### [The request]
Transcribe all of the data exactly. Omit the pictures.

Records from a collection of figures:
>>>>>

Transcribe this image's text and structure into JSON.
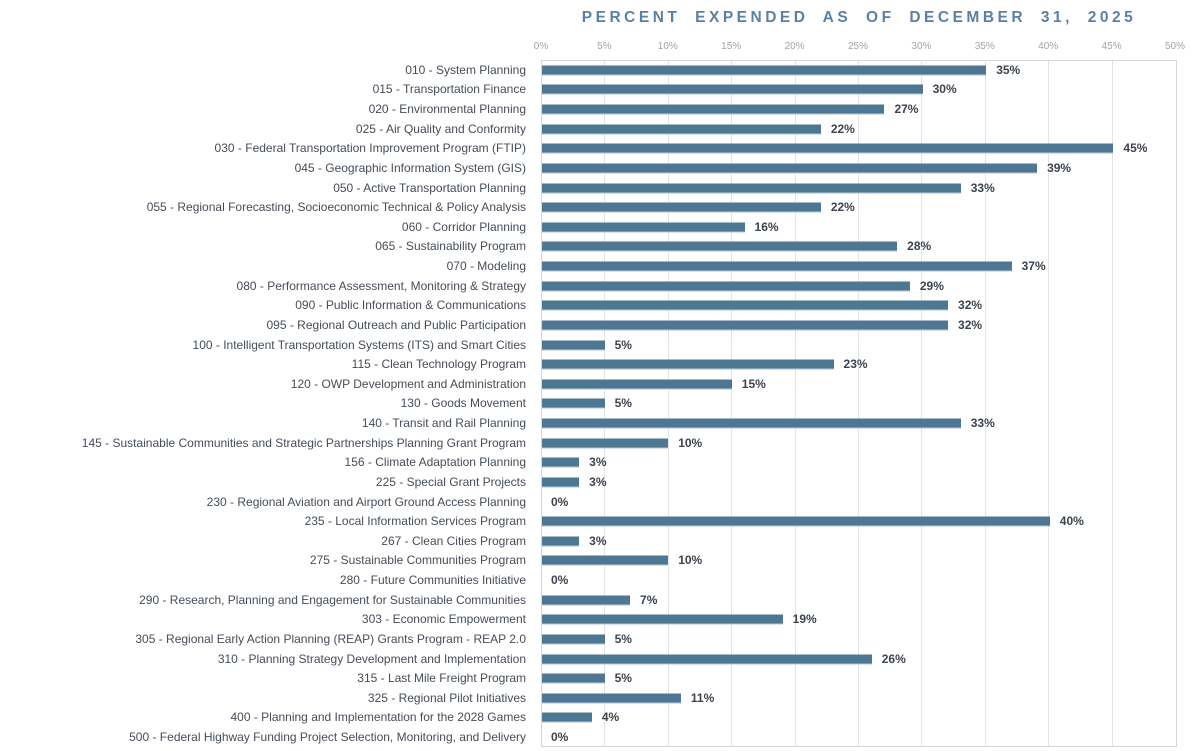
{
  "chart_data": {
    "type": "bar",
    "orientation": "horizontal",
    "title": "PERCENT EXPENDED AS OF DECEMBER 31, 2025",
    "xlabel": "",
    "ylabel": "",
    "xlim": [
      0,
      50
    ],
    "x_ticks": [
      "0%",
      "5%",
      "10%",
      "15%",
      "20%",
      "25%",
      "30%",
      "35%",
      "40%",
      "45%",
      "50%"
    ],
    "grid": true,
    "legend": "none",
    "data_label_position": "outside-end",
    "categories": [
      "010 - System Planning",
      "015 - Transportation Finance",
      "020 - Environmental Planning",
      "025 - Air Quality and Conformity",
      "030 - Federal Transportation Improvement Program (FTIP)",
      "045 - Geographic Information System (GIS)",
      "050 - Active Transportation Planning",
      "055 - Regional Forecasting, Socioeconomic Technical & Policy Analysis",
      "060 - Corridor Planning",
      "065 - Sustainability Program",
      "070 - Modeling",
      "080 - Performance Assessment, Monitoring & Strategy",
      "090 - Public Information & Communications",
      "095 - Regional Outreach and Public Participation",
      "100 - Intelligent Transportation Systems (ITS) and Smart Cities",
      "115 - Clean Technology Program",
      "120 - OWP Development and Administration",
      "130 - Goods Movement",
      "140 - Transit and Rail Planning",
      "145 - Sustainable Communities and Strategic Partnerships Planning Grant Program",
      "156 - Climate Adaptation Planning",
      "225 - Special Grant Projects",
      "230 - Regional Aviation and Airport Ground Access Planning",
      "235 - Local Information Services Program",
      "267 - Clean Cities Program",
      "275 - Sustainable Communities Program",
      "280 - Future Communities Initiative",
      "290 - Research, Planning and Engagement for Sustainable Communities",
      "303 - Economic Empowerment",
      "305 - Regional Early Action Planning (REAP) Grants Program - REAP 2.0",
      "310 - Planning Strategy Development and Implementation",
      "315 - Last Mile Freight Program",
      "325 - Regional Pilot Initiatives",
      "400 - Planning and Implementation for the 2028 Games",
      "500 - Federal Highway Funding Project Selection, Monitoring, and Delivery"
    ],
    "values": [
      35,
      30,
      27,
      22,
      45,
      39,
      33,
      22,
      16,
      28,
      37,
      29,
      32,
      32,
      5,
      23,
      15,
      5,
      33,
      10,
      3,
      3,
      0,
      40,
      3,
      10,
      0,
      7,
      19,
      5,
      26,
      5,
      11,
      4,
      0
    ],
    "value_labels": [
      "35%",
      "30%",
      "27%",
      "22%",
      "45%",
      "39%",
      "33%",
      "22%",
      "16%",
      "28%",
      "37%",
      "29%",
      "32%",
      "32%",
      "5%",
      "23%",
      "15%",
      "5%",
      "33%",
      "10%",
      "3%",
      "3%",
      "0%",
      "40%",
      "3%",
      "10%",
      "0%",
      "7%",
      "19%",
      "5%",
      "26%",
      "5%",
      "11%",
      "4%",
      "0%"
    ]
  },
  "colors": {
    "title": "#5b80a5",
    "bar": "#4d7792",
    "bar_bottom_edge": "#b3c7d5",
    "category_label": "#454d58",
    "value_label": "#3c434e",
    "axis_tick": "#a3a3a3",
    "gridline": "#e4e4e4",
    "plot_border": "#d6d6d6",
    "background": "#ffffff"
  }
}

<<<<<

### [Expected answer]
Transcribe this image's text and structure into JSON.
{
  "chart_data": {
    "type": "bar",
    "orientation": "horizontal",
    "title": "PERCENT EXPENDED AS OF DECEMBER 31, 2025",
    "xlabel": "",
    "ylabel": "",
    "xlim": [
      0,
      50
    ],
    "x_ticks": [
      "0%",
      "5%",
      "10%",
      "15%",
      "20%",
      "25%",
      "30%",
      "35%",
      "40%",
      "45%",
      "50%"
    ],
    "grid": true,
    "legend": "none",
    "data_label_position": "outside-end",
    "categories": [
      "010 - System Planning",
      "015 - Transportation Finance",
      "020 - Environmental Planning",
      "025 - Air Quality and Conformity",
      "030 - Federal Transportation Improvement Program (FTIP)",
      "045 - Geographic Information System (GIS)",
      "050 - Active Transportation Planning",
      "055 - Regional Forecasting, Socioeconomic Technical & Policy Analysis",
      "060 - Corridor Planning",
      "065 - Sustainability Program",
      "070 - Modeling",
      "080 - Performance Assessment, Monitoring & Strategy",
      "090 - Public Information & Communications",
      "095 - Regional Outreach and Public Participation",
      "100 - Intelligent Transportation Systems (ITS) and Smart Cities",
      "115 - Clean Technology Program",
      "120 - OWP Development and Administration",
      "130 - Goods Movement",
      "140 - Transit and Rail Planning",
      "145 - Sustainable Communities and Strategic Partnerships Planning Grant Program",
      "156 - Climate Adaptation Planning",
      "225 - Special Grant Projects",
      "230 - Regional Aviation and Airport Ground Access Planning",
      "235 - Local Information Services Program",
      "267 - Clean Cities Program",
      "275 - Sustainable Communities Program",
      "280 - Future Communities Initiative",
      "290 - Research, Planning and Engagement for Sustainable Communities",
      "303 - Economic Empowerment",
      "305 - Regional Early Action Planning (REAP) Grants Program - REAP 2.0",
      "310 - Planning Strategy Development and Implementation",
      "315 - Last Mile Freight Program",
      "325 - Regional Pilot Initiatives",
      "400 - Planning and Implementation for the 2028 Games",
      "500 - Federal Highway Funding Project Selection, Monitoring, and Delivery"
    ],
    "values": [
      35,
      30,
      27,
      22,
      45,
      39,
      33,
      22,
      16,
      28,
      37,
      29,
      32,
      32,
      5,
      23,
      15,
      5,
      33,
      10,
      3,
      3,
      0,
      40,
      3,
      10,
      0,
      7,
      19,
      5,
      26,
      5,
      11,
      4,
      0
    ],
    "value_labels": [
      "35%",
      "30%",
      "27%",
      "22%",
      "45%",
      "39%",
      "33%",
      "22%",
      "16%",
      "28%",
      "37%",
      "29%",
      "32%",
      "32%",
      "5%",
      "23%",
      "15%",
      "5%",
      "33%",
      "10%",
      "3%",
      "3%",
      "0%",
      "40%",
      "3%",
      "10%",
      "0%",
      "7%",
      "19%",
      "5%",
      "26%",
      "5%",
      "11%",
      "4%",
      "0%"
    ]
  },
  "colors": {
    "title": "#5b80a5",
    "bar": "#4d7792",
    "bar_bottom_edge": "#b3c7d5",
    "category_label": "#454d58",
    "value_label": "#3c434e",
    "axis_tick": "#a3a3a3",
    "gridline": "#e4e4e4",
    "plot_border": "#d6d6d6",
    "background": "#ffffff"
  }
}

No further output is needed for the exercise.